Exercise aim:
Repeat the records exactly. Every line must match.

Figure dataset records
▬▬▬▬▬▬▬▬▬▬

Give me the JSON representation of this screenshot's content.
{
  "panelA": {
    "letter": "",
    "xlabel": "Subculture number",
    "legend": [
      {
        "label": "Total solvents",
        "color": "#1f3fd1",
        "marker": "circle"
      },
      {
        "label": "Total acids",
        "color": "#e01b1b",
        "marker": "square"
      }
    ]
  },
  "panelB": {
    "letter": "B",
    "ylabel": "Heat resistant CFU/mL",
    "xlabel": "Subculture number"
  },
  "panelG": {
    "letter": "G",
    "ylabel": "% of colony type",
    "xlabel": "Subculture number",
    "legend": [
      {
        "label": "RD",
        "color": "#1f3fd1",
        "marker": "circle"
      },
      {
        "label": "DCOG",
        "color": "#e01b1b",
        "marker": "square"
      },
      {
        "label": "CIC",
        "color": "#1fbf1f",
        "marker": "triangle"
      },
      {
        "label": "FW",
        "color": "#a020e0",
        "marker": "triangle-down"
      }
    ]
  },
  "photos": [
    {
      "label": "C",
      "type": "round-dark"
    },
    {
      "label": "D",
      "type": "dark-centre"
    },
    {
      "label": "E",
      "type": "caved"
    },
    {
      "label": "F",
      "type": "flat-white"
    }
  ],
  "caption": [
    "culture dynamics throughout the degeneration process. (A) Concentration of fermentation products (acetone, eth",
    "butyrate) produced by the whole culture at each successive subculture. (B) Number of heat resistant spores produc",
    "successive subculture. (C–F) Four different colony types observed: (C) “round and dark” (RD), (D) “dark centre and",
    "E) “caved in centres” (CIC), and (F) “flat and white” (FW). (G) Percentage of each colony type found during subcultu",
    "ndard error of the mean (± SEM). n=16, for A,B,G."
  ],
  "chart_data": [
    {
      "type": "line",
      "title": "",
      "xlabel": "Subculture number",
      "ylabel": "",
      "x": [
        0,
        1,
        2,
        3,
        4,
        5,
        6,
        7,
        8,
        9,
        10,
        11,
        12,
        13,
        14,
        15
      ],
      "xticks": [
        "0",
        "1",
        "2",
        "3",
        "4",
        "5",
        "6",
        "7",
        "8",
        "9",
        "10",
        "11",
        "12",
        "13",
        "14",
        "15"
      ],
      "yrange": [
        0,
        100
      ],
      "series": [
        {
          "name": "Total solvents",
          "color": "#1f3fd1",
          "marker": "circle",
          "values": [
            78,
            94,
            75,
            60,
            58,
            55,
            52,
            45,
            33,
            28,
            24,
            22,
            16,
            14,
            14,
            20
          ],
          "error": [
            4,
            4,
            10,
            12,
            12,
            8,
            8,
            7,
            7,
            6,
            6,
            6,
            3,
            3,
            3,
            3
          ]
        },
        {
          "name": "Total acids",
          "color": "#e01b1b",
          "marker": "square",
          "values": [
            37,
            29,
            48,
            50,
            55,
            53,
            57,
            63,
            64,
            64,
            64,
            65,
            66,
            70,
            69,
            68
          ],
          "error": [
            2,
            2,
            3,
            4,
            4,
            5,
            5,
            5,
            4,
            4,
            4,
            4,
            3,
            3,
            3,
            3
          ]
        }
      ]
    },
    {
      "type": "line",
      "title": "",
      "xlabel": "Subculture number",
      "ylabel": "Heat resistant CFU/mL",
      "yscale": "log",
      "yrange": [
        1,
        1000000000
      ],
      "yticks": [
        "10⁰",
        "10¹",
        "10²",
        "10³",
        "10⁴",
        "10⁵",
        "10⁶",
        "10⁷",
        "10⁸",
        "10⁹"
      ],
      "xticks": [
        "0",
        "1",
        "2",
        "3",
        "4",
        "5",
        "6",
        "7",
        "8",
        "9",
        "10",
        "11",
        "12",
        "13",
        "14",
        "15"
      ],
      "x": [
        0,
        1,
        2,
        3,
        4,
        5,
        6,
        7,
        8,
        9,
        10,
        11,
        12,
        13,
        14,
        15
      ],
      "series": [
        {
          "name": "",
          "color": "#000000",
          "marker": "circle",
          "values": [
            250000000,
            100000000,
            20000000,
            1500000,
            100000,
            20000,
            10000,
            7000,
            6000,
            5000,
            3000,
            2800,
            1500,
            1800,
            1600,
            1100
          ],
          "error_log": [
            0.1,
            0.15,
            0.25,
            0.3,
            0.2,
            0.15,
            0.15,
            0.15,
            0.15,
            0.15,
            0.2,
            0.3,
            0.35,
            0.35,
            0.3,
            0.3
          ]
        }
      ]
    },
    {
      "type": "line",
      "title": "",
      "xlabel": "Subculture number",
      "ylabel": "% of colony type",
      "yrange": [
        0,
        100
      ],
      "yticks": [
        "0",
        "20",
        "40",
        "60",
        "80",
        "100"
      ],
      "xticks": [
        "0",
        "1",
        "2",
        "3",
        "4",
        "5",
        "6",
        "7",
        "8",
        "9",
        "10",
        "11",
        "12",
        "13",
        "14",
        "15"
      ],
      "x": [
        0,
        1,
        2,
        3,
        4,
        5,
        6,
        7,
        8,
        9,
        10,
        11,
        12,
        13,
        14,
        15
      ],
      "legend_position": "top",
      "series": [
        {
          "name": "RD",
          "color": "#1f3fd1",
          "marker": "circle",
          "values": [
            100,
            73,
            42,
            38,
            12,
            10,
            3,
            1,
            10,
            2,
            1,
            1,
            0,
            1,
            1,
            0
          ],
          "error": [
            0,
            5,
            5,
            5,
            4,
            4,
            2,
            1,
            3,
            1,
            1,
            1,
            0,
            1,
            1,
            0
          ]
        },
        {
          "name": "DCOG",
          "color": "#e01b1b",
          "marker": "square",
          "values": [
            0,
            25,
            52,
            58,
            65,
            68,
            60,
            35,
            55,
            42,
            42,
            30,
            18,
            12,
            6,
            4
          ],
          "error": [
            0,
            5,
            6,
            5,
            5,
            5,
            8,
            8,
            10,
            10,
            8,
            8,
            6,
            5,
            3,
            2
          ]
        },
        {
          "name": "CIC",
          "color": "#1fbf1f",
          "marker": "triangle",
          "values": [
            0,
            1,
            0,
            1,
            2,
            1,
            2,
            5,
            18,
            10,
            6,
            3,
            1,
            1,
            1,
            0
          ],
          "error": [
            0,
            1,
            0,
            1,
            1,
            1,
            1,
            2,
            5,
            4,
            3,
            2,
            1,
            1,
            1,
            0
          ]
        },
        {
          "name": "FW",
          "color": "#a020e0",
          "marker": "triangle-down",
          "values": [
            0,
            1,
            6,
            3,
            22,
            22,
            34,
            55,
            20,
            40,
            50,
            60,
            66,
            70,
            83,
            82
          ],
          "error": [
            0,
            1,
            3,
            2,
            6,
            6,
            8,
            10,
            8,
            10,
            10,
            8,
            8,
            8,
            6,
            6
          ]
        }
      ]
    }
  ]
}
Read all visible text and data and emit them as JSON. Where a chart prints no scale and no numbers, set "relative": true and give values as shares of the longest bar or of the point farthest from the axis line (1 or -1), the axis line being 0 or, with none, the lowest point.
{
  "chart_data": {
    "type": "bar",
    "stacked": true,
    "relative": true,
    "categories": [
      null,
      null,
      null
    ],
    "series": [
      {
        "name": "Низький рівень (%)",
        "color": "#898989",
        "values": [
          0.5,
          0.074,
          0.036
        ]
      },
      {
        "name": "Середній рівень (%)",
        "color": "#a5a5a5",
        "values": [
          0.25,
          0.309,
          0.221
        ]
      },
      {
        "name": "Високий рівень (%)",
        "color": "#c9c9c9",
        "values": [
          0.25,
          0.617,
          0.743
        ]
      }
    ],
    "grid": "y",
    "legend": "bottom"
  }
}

▬▬▬▬▬▬▬▬▬▬

Reply:
Give me the JSON representation of this screenshot's content.
{
  "panelA": {
    "letter": "",
    "xlabel": "Subculture number",
    "legend": [
      {
        "label": "Total solvents",
        "color": "#1f3fd1",
        "marker": "circle"
      },
      {
        "label": "Total acids",
        "color": "#e01b1b",
        "marker": "square"
      }
    ]
  },
  "panelB": {
    "letter": "B",
    "ylabel": "Heat resistant CFU/mL",
    "xlabel": "Subculture number"
  },
  "panelG": {
    "letter": "G",
    "ylabel": "% of colony type",
    "xlabel": "Subculture number",
    "legend": [
      {
        "label": "RD",
        "color": "#1f3fd1",
        "marker": "circle"
      },
      {
        "label": "DCOG",
        "color": "#e01b1b",
        "marker": "square"
      },
      {
        "label": "CIC",
        "color": "#1fbf1f",
        "marker": "triangle"
      },
      {
        "label": "FW",
        "color": "#a020e0",
        "marker": "triangle-down"
      }
    ]
  },
  "photos": [
    {
      "label": "C",
      "type": "round-dark"
    },
    {
      "label": "D",
      "type": "dark-centre"
    },
    {
      "label": "E",
      "type": "caved"
    },
    {
      "label": "F",
      "type": "flat-white"
    }
  ],
  "caption": [
    "culture dynamics throughout the degeneration process. (A) Concentration of fermentation products (acetone, eth",
    "butyrate) produced by the whole culture at each successive subculture. (B) Number of heat resistant spores produc",
    "successive subculture. (C–F) Four different colony types observed: (C) “round and dark” (RD), (D) “dark centre and",
    "E) “caved in centres” (CIC), and (F) “flat and white” (FW). (G) Percentage of each colony type found during subcultu",
    "ndard error of the mean (± SEM). n=16, for A,B,G."
  ],
  "chart_data": [
    {
      "type": "line",
      "title": "",
      "xlabel": "Subculture number",
      "ylabel": "",
      "x": [
        0,
        1,
        2,
        3,
        4,
        5,
        6,
        7,
        8,
        9,
        10,
        11,
        12,
        13,
        14,
        15
      ],
      "xticks": [
        "0",
        "1",
        "2",
        "3",
        "4",
        "5",
        "6",
        "7",
        "8",
        "9",
        "10",
        "11",
        "12",
        "13",
        "14",
        "15"
      ],
      "yrange": [
        0,
        100
      ],
      "series": [
        {
          "name": "Total solvents",
          "color": "#1f3fd1",
          "marker": "circle",
          "values": [
            78,
            94,
            75,
            60,
            58,
            55,
            52,
            45,
            33,
            28,
            24,
            22,
            16,
            14,
            14,
            20
          ],
          "error": [
            4,
            4,
            10,
            12,
            12,
            8,
            8,
            7,
            7,
            6,
            6,
            6,
            3,
            3,
            3,
            3
          ]
        },
        {
          "name": "Total acids",
          "color": "#e01b1b",
          "marker": "square",
          "values": [
            37,
            29,
            48,
            50,
            55,
            53,
            57,
            63,
            64,
            64,
            64,
            65,
            66,
            70,
            69,
            68
          ],
          "error": [
            2,
            2,
            3,
            4,
            4,
            5,
            5,
            5,
            4,
            4,
            4,
            4,
            3,
            3,
            3,
            3
          ]
        }
      ]
    },
    {
      "type": "line",
      "title": "",
      "xlabel": "Subculture number",
      "ylabel": "Heat resistant CFU/mL",
      "yscale": "log",
      "yrange": [
        1,
        1000000000
      ],
      "yticks": [
        "10⁰",
        "10¹",
        "10²",
        "10³",
        "10⁴",
        "10⁵",
        "10⁶",
        "10⁷",
        "10⁸",
        "10⁹"
      ],
      "xticks": [
        "0",
        "1",
        "2",
        "3",
        "4",
        "5",
        "6",
        "7",
        "8",
        "9",
        "10",
        "11",
        "12",
        "13",
        "14",
        "15"
      ],
      "x": [
        0,
        1,
        2,
        3,
        4,
        5,
        6,
        7,
        8,
        9,
        10,
        11,
        12,
        13,
        14,
        15
      ],
      "series": [
        {
          "name": "",
          "color": "#000000",
          "marker": "circle",
          "values": [
            250000000,
            100000000,
            20000000,
            1500000,
            100000,
            20000,
            10000,
            7000,
            6000,
            5000,
            3000,
            2800,
            1500,
            1800,
            1600,
            1100
          ],
          "error_log": [
            0.1,
            0.15,
            0.25,
            0.3,
            0.2,
            0.15,
            0.15,
            0.15,
            0.15,
            0.15,
            0.2,
            0.3,
            0.35,
            0.35,
            0.3,
            0.3
          ]
        }
      ]
    },
    {
      "type": "line",
      "title": "",
      "xlabel": "Subculture number",
      "ylabel": "% of colony type",
      "yrange": [
        0,
        100
      ],
      "yticks": [
        "0",
        "20",
        "40",
        "60",
        "80",
        "100"
      ],
      "xticks": [
        "0",
        "1",
        "2",
        "3",
        "4",
        "5",
        "6",
        "7",
        "8",
        "9",
        "10",
        "11",
        "12",
        "13",
        "14",
        "15"
      ],
      "x": [
        0,
        1,
        2,
        3,
        4,
        5,
        6,
        7,
        8,
        9,
        10,
        11,
        12,
        13,
        14,
        15
      ],
      "legend_position": "top",
      "series": [
        {
          "name": "RD",
          "color": "#1f3fd1",
          "marker": "circle",
          "values": [
            100,
            73,
            42,
            38,
            12,
            10,
            3,
            1,
            10,
            2,
            1,
            1,
            0,
            1,
            1,
            0
          ],
          "error": [
            0,
            5,
            5,
            5,
            4,
            4,
            2,
            1,
            3,
            1,
            1,
            1,
            0,
            1,
            1,
            0
          ]
        },
        {
          "name": "DCOG",
          "color": "#e01b1b",
          "marker": "square",
          "values": [
            0,
            25,
            52,
            58,
            65,
            68,
            60,
            35,
            55,
            42,
            42,
            30,
            18,
            12,
            6,
            4
          ],
          "error": [
            0,
            5,
            6,
            5,
            5,
            5,
            8,
            8,
            10,
            10,
            8,
            8,
            6,
            5,
            3,
            2
          ]
        },
        {
          "name": "CIC",
          "color": "#1fbf1f",
          "marker": "triangle",
          "values": [
            0,
            1,
            0,
            1,
            2,
            1,
            2,
            5,
            18,
            10,
            6,
            3,
            1,
            1,
            1,
            0
          ],
          "error": [
            0,
            1,
            0,
            1,
            1,
            1,
            1,
            2,
            5,
            4,
            3,
            2,
            1,
            1,
            1,
            0
          ]
        },
        {
          "name": "FW",
          "color": "#a020e0",
          "marker": "triangle-down",
          "values": [
            0,
            1,
            6,
            3,
            22,
            22,
            34,
            55,
            20,
            40,
            50,
            60,
            66,
            70,
            83,
            82
          ],
          "error": [
            0,
            1,
            3,
            2,
            6,
            6,
            8,
            10,
            8,
            10,
            10,
            8,
            8,
            8,
            6,
            6
          ]
        }
      ]
    }
  ]
}
Read all visible text and data and emit them as JSON. Where a chart prints no scale and no numbers, set "relative": true and give values as shares of the longest bar or of the point farthest from the axis line (1 or -1), the axis line being 0 or, with none, the lowest point.
{
  "chart_data": {
    "type": "bar",
    "stacked": true,
    "relative": true,
    "categories": [
      null,
      null,
      null
    ],
    "series": [
      {
        "name": "Низький рівень (%)",
        "color": "#898989",
        "values": [
          0.5,
          0.074,
          0.036
        ]
      },
      {
        "name": "Середній рівень (%)",
        "color": "#a5a5a5",
        "values": [
          0.25,
          0.309,
          0.221
        ]
      },
      {
        "name": "Високий рівень (%)",
        "color": "#c9c9c9",
        "values": [
          0.25,
          0.617,
          0.743
        ]
      }
    ],
    "grid": "y",
    "legend": "bottom"
  }
}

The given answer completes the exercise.